> Task details:
Show only lines that include "right".

[Start]

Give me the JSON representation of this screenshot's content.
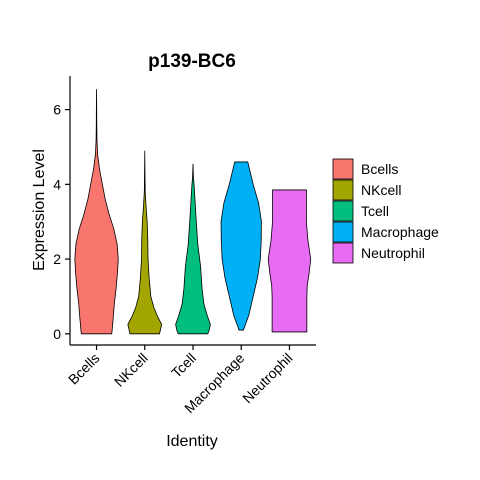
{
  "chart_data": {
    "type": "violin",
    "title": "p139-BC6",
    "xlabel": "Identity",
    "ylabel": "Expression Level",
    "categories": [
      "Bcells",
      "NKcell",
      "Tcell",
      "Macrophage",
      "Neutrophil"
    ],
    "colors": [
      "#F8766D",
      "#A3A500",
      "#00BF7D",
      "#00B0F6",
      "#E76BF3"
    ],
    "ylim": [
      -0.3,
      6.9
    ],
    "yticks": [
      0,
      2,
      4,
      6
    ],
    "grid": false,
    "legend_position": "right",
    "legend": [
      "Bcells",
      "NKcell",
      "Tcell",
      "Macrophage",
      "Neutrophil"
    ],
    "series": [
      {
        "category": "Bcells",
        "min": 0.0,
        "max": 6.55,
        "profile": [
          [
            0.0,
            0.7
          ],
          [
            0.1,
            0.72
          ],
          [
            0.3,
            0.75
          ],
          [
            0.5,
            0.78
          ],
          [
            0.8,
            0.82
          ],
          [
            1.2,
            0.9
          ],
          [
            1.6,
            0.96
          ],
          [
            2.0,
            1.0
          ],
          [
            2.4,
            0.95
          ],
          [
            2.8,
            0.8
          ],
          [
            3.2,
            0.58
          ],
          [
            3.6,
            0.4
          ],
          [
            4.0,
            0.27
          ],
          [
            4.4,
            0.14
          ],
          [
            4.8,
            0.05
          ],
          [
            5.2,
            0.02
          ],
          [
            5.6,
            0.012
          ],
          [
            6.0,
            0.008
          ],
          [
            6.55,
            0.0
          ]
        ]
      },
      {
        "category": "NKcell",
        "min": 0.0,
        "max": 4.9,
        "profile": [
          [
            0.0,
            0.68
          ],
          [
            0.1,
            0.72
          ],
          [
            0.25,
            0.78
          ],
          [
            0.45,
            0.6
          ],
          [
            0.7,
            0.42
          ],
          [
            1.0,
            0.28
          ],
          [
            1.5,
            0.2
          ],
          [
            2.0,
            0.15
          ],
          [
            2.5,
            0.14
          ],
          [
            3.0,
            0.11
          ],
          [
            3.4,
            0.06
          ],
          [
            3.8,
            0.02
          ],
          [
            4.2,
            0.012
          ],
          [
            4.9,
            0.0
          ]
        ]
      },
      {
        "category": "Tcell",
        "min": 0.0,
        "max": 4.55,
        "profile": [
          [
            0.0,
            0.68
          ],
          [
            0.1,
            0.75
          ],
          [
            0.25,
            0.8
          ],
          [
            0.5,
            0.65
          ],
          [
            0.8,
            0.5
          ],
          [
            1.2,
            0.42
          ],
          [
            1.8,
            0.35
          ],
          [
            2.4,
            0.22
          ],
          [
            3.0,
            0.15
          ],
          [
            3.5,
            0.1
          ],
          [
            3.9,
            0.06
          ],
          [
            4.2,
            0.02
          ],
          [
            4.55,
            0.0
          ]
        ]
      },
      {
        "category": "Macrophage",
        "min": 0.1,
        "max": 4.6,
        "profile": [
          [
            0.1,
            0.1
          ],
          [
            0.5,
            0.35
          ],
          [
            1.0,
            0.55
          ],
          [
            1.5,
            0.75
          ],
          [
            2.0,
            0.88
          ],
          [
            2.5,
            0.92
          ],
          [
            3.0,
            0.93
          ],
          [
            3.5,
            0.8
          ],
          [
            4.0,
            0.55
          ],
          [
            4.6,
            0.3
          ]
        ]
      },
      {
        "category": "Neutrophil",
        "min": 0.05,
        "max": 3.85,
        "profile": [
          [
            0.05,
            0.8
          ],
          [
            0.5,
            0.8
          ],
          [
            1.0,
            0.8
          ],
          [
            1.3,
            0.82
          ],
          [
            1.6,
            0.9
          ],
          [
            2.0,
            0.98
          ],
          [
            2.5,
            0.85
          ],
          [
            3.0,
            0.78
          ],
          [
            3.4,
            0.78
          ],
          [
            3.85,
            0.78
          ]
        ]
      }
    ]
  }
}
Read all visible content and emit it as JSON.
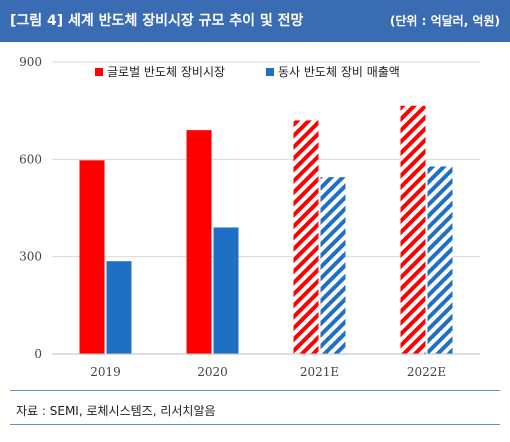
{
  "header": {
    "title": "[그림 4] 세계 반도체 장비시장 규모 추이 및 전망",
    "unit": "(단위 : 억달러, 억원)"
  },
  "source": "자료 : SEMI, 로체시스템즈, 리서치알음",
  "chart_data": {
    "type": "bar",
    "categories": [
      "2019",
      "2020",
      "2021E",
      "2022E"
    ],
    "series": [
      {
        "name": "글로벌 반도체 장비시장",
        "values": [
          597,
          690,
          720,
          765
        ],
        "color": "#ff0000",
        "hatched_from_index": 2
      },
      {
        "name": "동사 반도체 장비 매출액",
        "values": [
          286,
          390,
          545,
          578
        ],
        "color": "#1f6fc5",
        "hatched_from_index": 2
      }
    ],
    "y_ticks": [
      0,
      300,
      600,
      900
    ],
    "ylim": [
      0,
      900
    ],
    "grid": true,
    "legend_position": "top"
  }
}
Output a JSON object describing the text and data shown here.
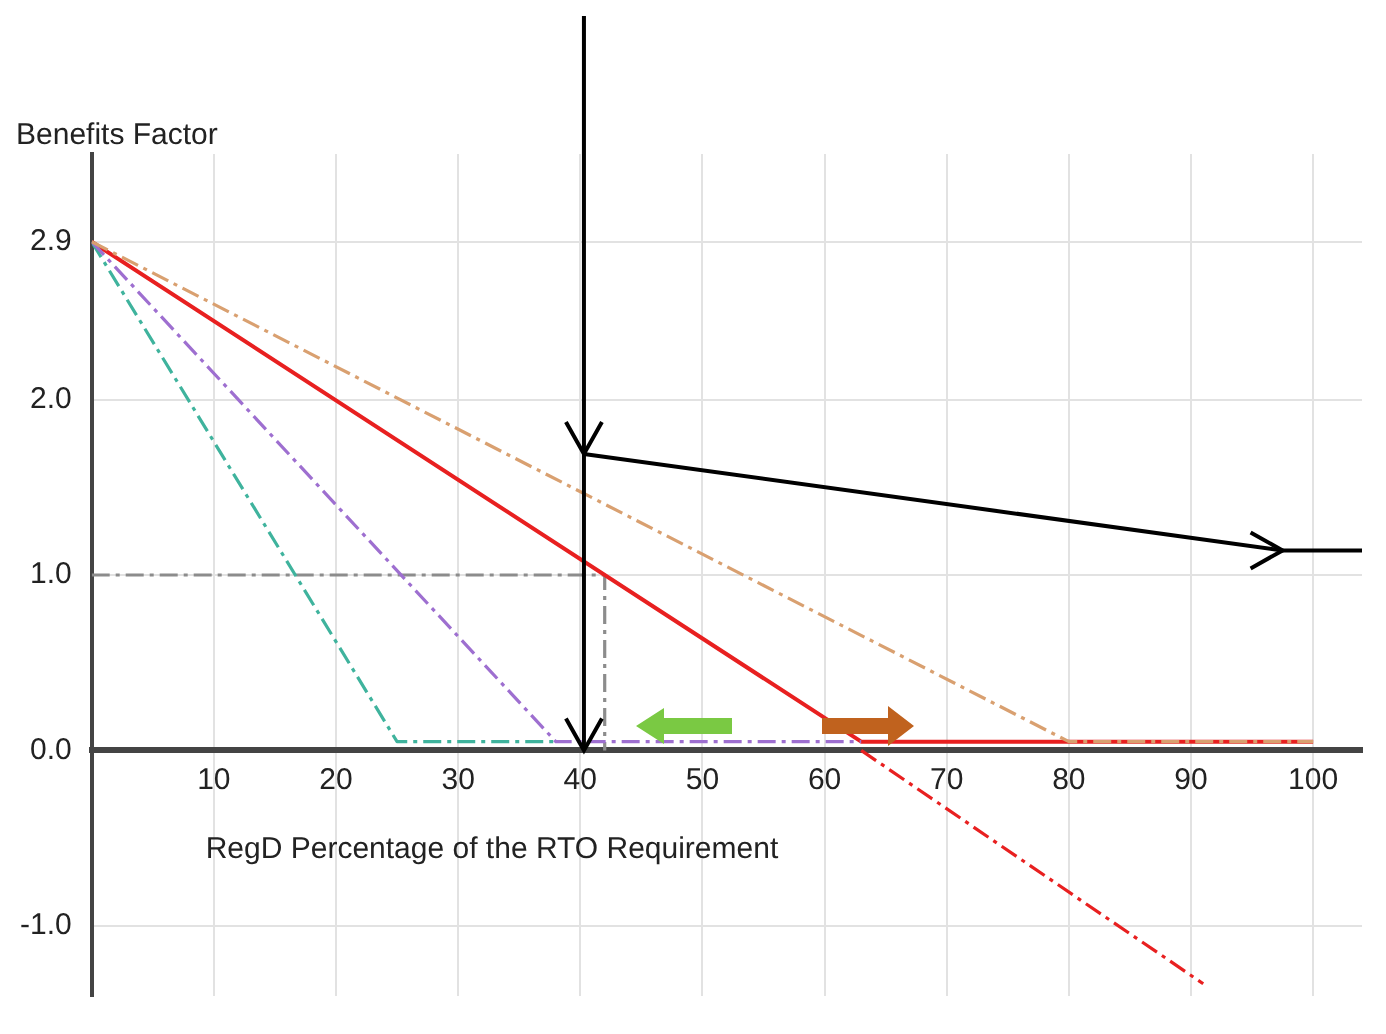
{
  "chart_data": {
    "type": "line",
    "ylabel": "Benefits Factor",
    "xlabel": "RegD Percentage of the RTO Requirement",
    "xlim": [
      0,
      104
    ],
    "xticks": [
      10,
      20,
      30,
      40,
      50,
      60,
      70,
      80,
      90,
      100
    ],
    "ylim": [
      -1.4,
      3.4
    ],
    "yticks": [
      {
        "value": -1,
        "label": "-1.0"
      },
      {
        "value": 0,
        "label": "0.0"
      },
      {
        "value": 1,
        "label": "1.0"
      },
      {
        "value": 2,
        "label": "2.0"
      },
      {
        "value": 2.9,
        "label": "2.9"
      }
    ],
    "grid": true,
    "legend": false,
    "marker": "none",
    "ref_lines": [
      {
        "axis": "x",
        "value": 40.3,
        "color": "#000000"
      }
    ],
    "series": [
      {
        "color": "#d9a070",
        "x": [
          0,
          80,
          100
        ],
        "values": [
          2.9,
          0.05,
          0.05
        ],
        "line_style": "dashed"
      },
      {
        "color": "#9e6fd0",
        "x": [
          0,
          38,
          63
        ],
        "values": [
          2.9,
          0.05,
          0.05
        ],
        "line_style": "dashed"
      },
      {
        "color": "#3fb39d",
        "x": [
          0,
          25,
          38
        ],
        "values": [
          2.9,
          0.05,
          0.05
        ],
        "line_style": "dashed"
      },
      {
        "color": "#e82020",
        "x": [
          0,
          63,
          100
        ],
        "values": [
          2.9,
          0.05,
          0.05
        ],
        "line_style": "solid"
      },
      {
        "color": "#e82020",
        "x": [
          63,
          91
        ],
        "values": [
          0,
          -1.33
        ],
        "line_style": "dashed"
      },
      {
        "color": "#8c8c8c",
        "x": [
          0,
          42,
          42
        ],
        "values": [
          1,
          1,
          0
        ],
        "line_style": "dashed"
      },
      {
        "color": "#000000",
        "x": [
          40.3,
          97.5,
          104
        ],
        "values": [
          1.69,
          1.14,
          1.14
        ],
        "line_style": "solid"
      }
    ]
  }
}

[End]
[Start]

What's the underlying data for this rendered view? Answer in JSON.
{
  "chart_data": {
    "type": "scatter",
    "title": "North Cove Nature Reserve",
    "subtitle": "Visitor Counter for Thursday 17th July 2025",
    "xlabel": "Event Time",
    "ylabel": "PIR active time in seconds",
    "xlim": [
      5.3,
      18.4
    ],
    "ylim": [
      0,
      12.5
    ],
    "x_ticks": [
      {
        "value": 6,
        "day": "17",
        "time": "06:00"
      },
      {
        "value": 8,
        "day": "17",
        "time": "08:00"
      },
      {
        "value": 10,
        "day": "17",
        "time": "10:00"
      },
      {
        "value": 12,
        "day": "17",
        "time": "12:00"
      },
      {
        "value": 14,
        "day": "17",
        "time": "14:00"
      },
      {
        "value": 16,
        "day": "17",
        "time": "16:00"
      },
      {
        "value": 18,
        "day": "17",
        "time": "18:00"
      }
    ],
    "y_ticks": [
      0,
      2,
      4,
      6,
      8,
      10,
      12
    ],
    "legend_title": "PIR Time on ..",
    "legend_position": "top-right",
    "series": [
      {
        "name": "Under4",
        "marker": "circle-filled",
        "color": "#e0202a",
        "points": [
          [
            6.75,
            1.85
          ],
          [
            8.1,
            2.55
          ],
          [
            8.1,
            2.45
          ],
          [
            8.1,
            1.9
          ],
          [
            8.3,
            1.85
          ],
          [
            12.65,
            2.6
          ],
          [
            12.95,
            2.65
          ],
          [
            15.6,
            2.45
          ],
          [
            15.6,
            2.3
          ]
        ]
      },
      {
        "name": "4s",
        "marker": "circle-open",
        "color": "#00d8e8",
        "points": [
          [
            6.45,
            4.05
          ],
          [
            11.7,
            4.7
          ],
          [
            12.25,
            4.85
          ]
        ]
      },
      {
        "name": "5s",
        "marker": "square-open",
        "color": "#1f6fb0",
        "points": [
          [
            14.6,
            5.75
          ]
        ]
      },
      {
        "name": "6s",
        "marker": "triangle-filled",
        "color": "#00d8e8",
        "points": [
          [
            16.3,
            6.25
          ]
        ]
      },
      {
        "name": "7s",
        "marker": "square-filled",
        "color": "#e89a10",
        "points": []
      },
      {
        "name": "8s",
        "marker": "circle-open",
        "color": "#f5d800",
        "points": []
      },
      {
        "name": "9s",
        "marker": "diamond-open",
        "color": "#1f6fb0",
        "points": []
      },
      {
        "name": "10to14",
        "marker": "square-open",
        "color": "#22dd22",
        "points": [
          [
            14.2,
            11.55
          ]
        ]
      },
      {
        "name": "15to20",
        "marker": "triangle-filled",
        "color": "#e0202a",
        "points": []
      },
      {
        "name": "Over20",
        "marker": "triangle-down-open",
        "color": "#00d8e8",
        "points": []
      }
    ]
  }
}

[End]

> Exercise solution:
    "legend_position": "right",
    "legend_position": "top-right",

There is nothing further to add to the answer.